• **TASK STATEMENT**
Repeat every record below exactly as written.

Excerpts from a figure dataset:
★ ★ ★ ★
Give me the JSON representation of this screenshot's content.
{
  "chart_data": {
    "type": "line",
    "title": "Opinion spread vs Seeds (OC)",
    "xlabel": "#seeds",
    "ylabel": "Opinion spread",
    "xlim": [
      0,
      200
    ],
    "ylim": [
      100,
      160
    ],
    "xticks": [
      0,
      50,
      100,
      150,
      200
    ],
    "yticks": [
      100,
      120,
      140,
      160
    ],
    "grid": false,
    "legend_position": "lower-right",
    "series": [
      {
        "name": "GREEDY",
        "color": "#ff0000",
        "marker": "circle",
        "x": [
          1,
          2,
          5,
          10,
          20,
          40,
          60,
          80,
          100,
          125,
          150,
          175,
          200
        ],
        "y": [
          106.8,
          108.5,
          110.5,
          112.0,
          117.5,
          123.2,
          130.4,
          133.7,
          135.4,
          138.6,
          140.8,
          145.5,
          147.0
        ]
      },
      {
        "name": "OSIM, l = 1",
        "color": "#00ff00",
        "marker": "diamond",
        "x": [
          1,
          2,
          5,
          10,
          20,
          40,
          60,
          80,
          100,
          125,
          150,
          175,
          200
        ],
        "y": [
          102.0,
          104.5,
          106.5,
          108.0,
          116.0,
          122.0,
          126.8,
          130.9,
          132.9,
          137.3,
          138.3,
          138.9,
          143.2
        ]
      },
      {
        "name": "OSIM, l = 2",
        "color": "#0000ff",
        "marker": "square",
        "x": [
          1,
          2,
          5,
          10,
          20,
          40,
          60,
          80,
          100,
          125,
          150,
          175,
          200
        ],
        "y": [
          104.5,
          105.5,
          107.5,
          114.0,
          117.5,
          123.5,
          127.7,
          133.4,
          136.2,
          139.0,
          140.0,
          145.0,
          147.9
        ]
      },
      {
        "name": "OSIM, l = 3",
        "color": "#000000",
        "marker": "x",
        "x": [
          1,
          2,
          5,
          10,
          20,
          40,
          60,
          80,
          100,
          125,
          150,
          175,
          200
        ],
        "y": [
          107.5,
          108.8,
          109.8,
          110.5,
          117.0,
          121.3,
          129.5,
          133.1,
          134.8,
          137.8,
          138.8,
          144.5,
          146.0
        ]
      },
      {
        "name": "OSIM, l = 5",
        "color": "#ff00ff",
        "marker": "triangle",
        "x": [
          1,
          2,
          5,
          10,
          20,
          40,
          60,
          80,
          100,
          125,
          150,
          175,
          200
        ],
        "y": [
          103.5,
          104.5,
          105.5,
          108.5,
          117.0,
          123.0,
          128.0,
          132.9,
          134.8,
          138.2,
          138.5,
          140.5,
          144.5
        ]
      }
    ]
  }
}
★ ★ ★ ★
• **SOLUTION FOR THIS EXERCISE**
Give me the JSON representation of this screenshot's content.
{
  "chart_data": {
    "type": "line",
    "title": "Opinion spread vs Seeds (OC)",
    "xlabel": "#seeds",
    "ylabel": "Opinion spread",
    "xlim": [
      0,
      200
    ],
    "ylim": [
      100,
      160
    ],
    "xticks": [
      0,
      50,
      100,
      150,
      200
    ],
    "yticks": [
      100,
      120,
      140,
      160
    ],
    "grid": false,
    "legend_position": "lower-right",
    "series": [
      {
        "name": "GREEDY",
        "color": "#ff0000",
        "marker": "circle",
        "x": [
          1,
          2,
          5,
          10,
          20,
          40,
          60,
          80,
          100,
          125,
          150,
          175,
          200
        ],
        "y": [
          106.8,
          108.5,
          110.5,
          112.0,
          117.5,
          123.2,
          130.4,
          133.7,
          135.4,
          138.6,
          140.8,
          145.5,
          147.0
        ]
      },
      {
        "name": "OSIM, l = 1",
        "color": "#00ff00",
        "marker": "diamond",
        "x": [
          1,
          2,
          5,
          10,
          20,
          40,
          60,
          80,
          100,
          125,
          150,
          175,
          200
        ],
        "y": [
          102.0,
          104.5,
          106.5,
          108.0,
          116.0,
          122.0,
          126.8,
          130.9,
          132.9,
          137.3,
          138.3,
          138.9,
          143.2
        ]
      },
      {
        "name": "OSIM, l = 2",
        "color": "#0000ff",
        "marker": "square",
        "x": [
          1,
          2,
          5,
          10,
          20,
          40,
          60,
          80,
          100,
          125,
          150,
          175,
          200
        ],
        "y": [
          104.5,
          105.5,
          107.5,
          114.0,
          117.5,
          123.5,
          127.7,
          133.4,
          136.2,
          139.0,
          140.0,
          145.0,
          147.9
        ]
      },
      {
        "name": "OSIM, l = 3",
        "color": "#000000",
        "marker": "x",
        "x": [
          1,
          2,
          5,
          10,
          20,
          40,
          60,
          80,
          100,
          125,
          150,
          175,
          200
        ],
        "y": [
          107.5,
          108.8,
          109.8,
          110.5,
          117.0,
          121.3,
          129.5,
          133.1,
          134.8,
          137.8,
          138.8,
          144.5,
          146.0
        ]
      },
      {
        "name": "OSIM, l = 5",
        "color": "#ff00ff",
        "marker": "triangle",
        "x": [
          1,
          2,
          5,
          10,
          20,
          40,
          60,
          80,
          100,
          125,
          150,
          175,
          200
        ],
        "y": [
          103.5,
          104.5,
          105.5,
          108.5,
          117.0,
          123.0,
          128.0,
          132.9,
          134.8,
          138.2,
          138.5,
          140.5,
          144.5
        ]
      }
    ]
  }
}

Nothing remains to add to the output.